* **WHAT THE EXERCISE ASKS**: Transcribe all the entries word for word, but omit the images.

* **LISTING**:
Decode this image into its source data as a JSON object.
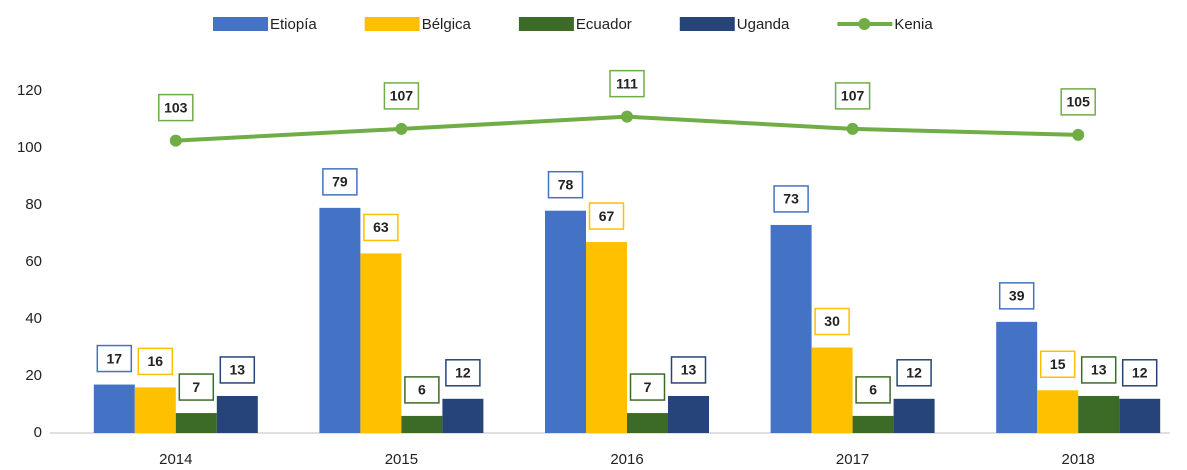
{
  "chart_data": {
    "type": "bar+line",
    "categories": [
      "2014",
      "2015",
      "2016",
      "2017",
      "2018"
    ],
    "series": [
      {
        "name": "Etiopía",
        "type": "bar",
        "color": "#4472c4",
        "values": [
          17,
          79,
          78,
          73,
          39
        ]
      },
      {
        "name": "Bélgica",
        "type": "bar",
        "color": "#ffc000",
        "values": [
          16,
          63,
          67,
          30,
          15
        ]
      },
      {
        "name": "Ecuador",
        "type": "bar",
        "color": "#3b6b26",
        "values": [
          7,
          6,
          7,
          6,
          13
        ]
      },
      {
        "name": "Uganda",
        "type": "bar",
        "color": "#264478",
        "values": [
          13,
          12,
          13,
          12,
          12
        ]
      },
      {
        "name": "Kenia",
        "type": "line",
        "color": "#70ad47",
        "values": [
          102.6,
          106.7,
          111,
          106.7,
          104.6
        ],
        "value_labels": [
          "103",
          "107",
          "111",
          "107",
          "105"
        ]
      }
    ],
    "ylim": [
      0,
      120
    ],
    "yticks": [
      0,
      20,
      40,
      60,
      80,
      100,
      120
    ],
    "grid": false,
    "legend": "top"
  }
}
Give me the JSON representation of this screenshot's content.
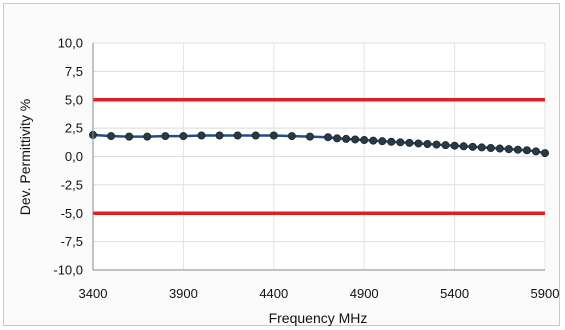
{
  "chart_data": {
    "type": "line",
    "title": "",
    "xlabel": "Frequency MHz",
    "ylabel": "Dev. Permittivity %",
    "xlim": [
      3400,
      5900
    ],
    "ylim": [
      -10.0,
      10.0
    ],
    "x_ticks": [
      "3400",
      "3900",
      "4400",
      "4900",
      "5400",
      "5900"
    ],
    "y_ticks": [
      "10,0",
      "7,5",
      "5,0",
      "2,5",
      "0,0",
      "-2,5",
      "-5,0",
      "-7,5",
      "-10,0"
    ],
    "grid": true,
    "legend": "none",
    "series": [
      {
        "color": "#1f4e8c",
        "marker_color": "#2b3a42",
        "x": [
          3400,
          3500,
          3600,
          3700,
          3800,
          3900,
          4000,
          4100,
          4200,
          4300,
          4400,
          4500,
          4600,
          4700,
          4750,
          4800,
          4850,
          4900,
          4950,
          5000,
          5050,
          5100,
          5150,
          5200,
          5250,
          5300,
          5350,
          5400,
          5450,
          5500,
          5550,
          5600,
          5650,
          5700,
          5750,
          5800,
          5850,
          5900
        ],
        "y": [
          1.9,
          1.8,
          1.75,
          1.75,
          1.8,
          1.8,
          1.85,
          1.85,
          1.85,
          1.85,
          1.85,
          1.8,
          1.75,
          1.7,
          1.6,
          1.55,
          1.5,
          1.45,
          1.4,
          1.35,
          1.3,
          1.25,
          1.2,
          1.15,
          1.1,
          1.05,
          1.0,
          0.95,
          0.9,
          0.85,
          0.8,
          0.75,
          0.7,
          0.65,
          0.6,
          0.55,
          0.45,
          0.3
        ]
      }
    ],
    "reference_lines": [
      {
        "y": 5.0,
        "color": "#e02020"
      },
      {
        "y": -5.0,
        "color": "#e02020"
      }
    ]
  }
}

* **PROBLEM SOLUTION**:
Decode this image into its source data as a JSON object.
{
  "chart_data": {
    "type": "bar+line",
    "categories": [
      "2014",
      "2015",
      "2016",
      "2017",
      "2018"
    ],
    "series": [
      {
        "name": "Etiopía",
        "type": "bar",
        "color": "#4472c4",
        "values": [
          17,
          79,
          78,
          73,
          39
        ]
      },
      {
        "name": "Bélgica",
        "type": "bar",
        "color": "#ffc000",
        "values": [
          16,
          63,
          67,
          30,
          15
        ]
      },
      {
        "name": "Ecuador",
        "type": "bar",
        "color": "#3b6b26",
        "values": [
          7,
          6,
          7,
          6,
          13
        ]
      },
      {
        "name": "Uganda",
        "type": "bar",
        "color": "#264478",
        "values": [
          13,
          12,
          13,
          12,
          12
        ]
      },
      {
        "name": "Kenia",
        "type": "line",
        "color": "#70ad47",
        "values": [
          102.6,
          106.7,
          111,
          106.7,
          104.6
        ],
        "value_labels": [
          "103",
          "107",
          "111",
          "107",
          "105"
        ]
      }
    ],
    "ylim": [
      0,
      120
    ],
    "yticks": [
      0,
      20,
      40,
      60,
      80,
      100,
      120
    ],
    "grid": false,
    "legend": "top"
  }
}
Give me the JSON representation of this screenshot's content.
{
  "chart_data": {
    "type": "line",
    "title": "",
    "xlabel": "Frequency MHz",
    "ylabel": "Dev. Permittivity %",
    "xlim": [
      3400,
      5900
    ],
    "ylim": [
      -10.0,
      10.0
    ],
    "x_ticks": [
      "3400",
      "3900",
      "4400",
      "4900",
      "5400",
      "5900"
    ],
    "y_ticks": [
      "10,0",
      "7,5",
      "5,0",
      "2,5",
      "0,0",
      "-2,5",
      "-5,0",
      "-7,5",
      "-10,0"
    ],
    "grid": true,
    "legend": "none",
    "series": [
      {
        "color": "#1f4e8c",
        "marker_color": "#2b3a42",
        "x": [
          3400,
          3500,
          3600,
          3700,
          3800,
          3900,
          4000,
          4100,
          4200,
          4300,
          4400,
          4500,
          4600,
          4700,
          4750,
          4800,
          4850,
          4900,
          4950,
          5000,
          5050,
          5100,
          5150,
          5200,
          5250,
          5300,
          5350,
          5400,
          5450,
          5500,
          5550,
          5600,
          5650,
          5700,
          5750,
          5800,
          5850,
          5900
        ],
        "y": [
          1.9,
          1.8,
          1.75,
          1.75,
          1.8,
          1.8,
          1.85,
          1.85,
          1.85,
          1.85,
          1.85,
          1.8,
          1.75,
          1.7,
          1.6,
          1.55,
          1.5,
          1.45,
          1.4,
          1.35,
          1.3,
          1.25,
          1.2,
          1.15,
          1.1,
          1.05,
          1.0,
          0.95,
          0.9,
          0.85,
          0.8,
          0.75,
          0.7,
          0.65,
          0.6,
          0.55,
          0.45,
          0.3
        ]
      }
    ],
    "reference_lines": [
      {
        "y": 5.0,
        "color": "#e02020"
      },
      {
        "y": -5.0,
        "color": "#e02020"
      }
    ]
  }
}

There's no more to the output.